[START]
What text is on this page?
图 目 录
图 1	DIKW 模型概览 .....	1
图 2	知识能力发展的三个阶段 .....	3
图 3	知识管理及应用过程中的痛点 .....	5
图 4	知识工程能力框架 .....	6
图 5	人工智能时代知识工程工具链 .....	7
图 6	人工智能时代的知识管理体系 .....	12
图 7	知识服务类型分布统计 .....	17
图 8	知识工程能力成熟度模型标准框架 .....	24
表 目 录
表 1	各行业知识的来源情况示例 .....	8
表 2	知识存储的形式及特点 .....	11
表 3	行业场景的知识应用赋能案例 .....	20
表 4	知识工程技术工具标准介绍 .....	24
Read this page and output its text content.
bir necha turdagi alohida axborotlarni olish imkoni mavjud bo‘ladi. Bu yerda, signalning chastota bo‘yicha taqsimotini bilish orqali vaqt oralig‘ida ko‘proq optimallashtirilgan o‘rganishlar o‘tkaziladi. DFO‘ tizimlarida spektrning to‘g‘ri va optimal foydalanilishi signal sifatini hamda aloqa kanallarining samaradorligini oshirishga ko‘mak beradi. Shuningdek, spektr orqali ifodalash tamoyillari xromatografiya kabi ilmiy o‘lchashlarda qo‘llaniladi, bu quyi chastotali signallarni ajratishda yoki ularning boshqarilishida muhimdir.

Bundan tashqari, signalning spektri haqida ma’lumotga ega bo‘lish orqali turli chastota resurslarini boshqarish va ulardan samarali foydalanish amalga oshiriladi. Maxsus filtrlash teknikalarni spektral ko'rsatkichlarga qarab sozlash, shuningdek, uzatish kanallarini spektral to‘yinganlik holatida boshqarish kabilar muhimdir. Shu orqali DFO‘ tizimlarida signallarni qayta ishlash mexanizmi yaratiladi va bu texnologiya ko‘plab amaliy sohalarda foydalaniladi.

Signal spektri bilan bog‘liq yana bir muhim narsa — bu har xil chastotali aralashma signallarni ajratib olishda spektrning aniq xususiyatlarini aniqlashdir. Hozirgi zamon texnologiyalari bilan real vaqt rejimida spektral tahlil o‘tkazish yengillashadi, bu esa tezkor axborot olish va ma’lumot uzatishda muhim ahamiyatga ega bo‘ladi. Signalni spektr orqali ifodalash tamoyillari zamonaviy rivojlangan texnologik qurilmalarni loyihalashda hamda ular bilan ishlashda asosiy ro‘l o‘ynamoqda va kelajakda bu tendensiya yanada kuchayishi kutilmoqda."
[END]
▶ **INSTRUCTIONS FOR THE TASK**: Retype each record exactly, leaving nothing out.

▶ **TASK OUTPUT**:
What text is on this page?
图 目 录
图 1	DIKW 模型概览 .....	1
图 2	知识能力发展的三个阶段 .....	3
图 3	知识管理及应用过程中的痛点 .....	5
图 4	知识工程能力框架 .....	6
图 5	人工智能时代知识工程工具链 .....	7
图 6	人工智能时代的知识管理体系 .....	12
图 7	知识服务类型分布统计 .....	17
图 8	知识工程能力成熟度模型标准框架 .....	24
表 目 录
表 1	各行业知识的来源情况示例 .....	8
表 2	知识存储的形式及特点 .....	11
表 3	行业场景的知识应用赋能案例 .....	20
表 4	知识工程技术工具标准介绍 .....	24
Read this page and output its text content.
bir necha turdagi alohida axborotlarni olish imkoni mavjud bo‘ladi. Bu yerda, signalning chastota bo‘yicha taqsimotini bilish orqali vaqt oralig‘ida ko‘proq optimallashtirilgan o‘rganishlar o‘tkaziladi. DFO‘ tizimlarida spektrning to‘g‘ri va optimal foydalanilishi signal sifatini hamda aloqa kanallarining samaradorligini oshirishga ko‘mak beradi. Shuningdek, spektr orqali ifodalash tamoyillari xromatografiya kabi ilmiy o‘lchashlarda qo‘llaniladi, bu quyi chastotali signallarni ajratishda yoki ularning boshqarilishida muhimdir.

Bundan tashqari, signalning spektri haqida ma’lumotga ega bo‘lish orqali turli chastota resurslarini boshqarish va ulardan samarali foydalanish amalga oshiriladi. Maxsus filtrlash teknikalarni spektral ko'rsatkichlarga qarab sozlash, shuningdek, uzatish kanallarini spektral to‘yinganlik holatida boshqarish kabilar muhimdir. Shu orqali DFO‘ tizimlarida signallarni qayta ishlash mexanizmi yaratiladi va bu texnologiya ko‘plab amaliy sohalarda foydalaniladi.

Signal spektri bilan bog‘liq yana bir muhim narsa — bu har xil chastotali aralashma signallarni ajratib olishda spektrning aniq xususiyatlarini aniqlashdir. Hozirgi zamon texnologiyalari bilan real vaqt rejimida spektral tahlil o‘tkazish yengillashadi, bu esa tezkor axborot olish va ma’lumot uzatishda muhim ahamiyatga ega bo‘ladi. Signalni spektr orqali ifodalash tamoyillari zamonaviy rivojlangan texnologik qurilmalarni loyihalashda hamda ular bilan ishlashda asosiy ro‘l o‘ynamoqda va kelajakda bu tendensiya yanada kuchayishi kutilmoqda."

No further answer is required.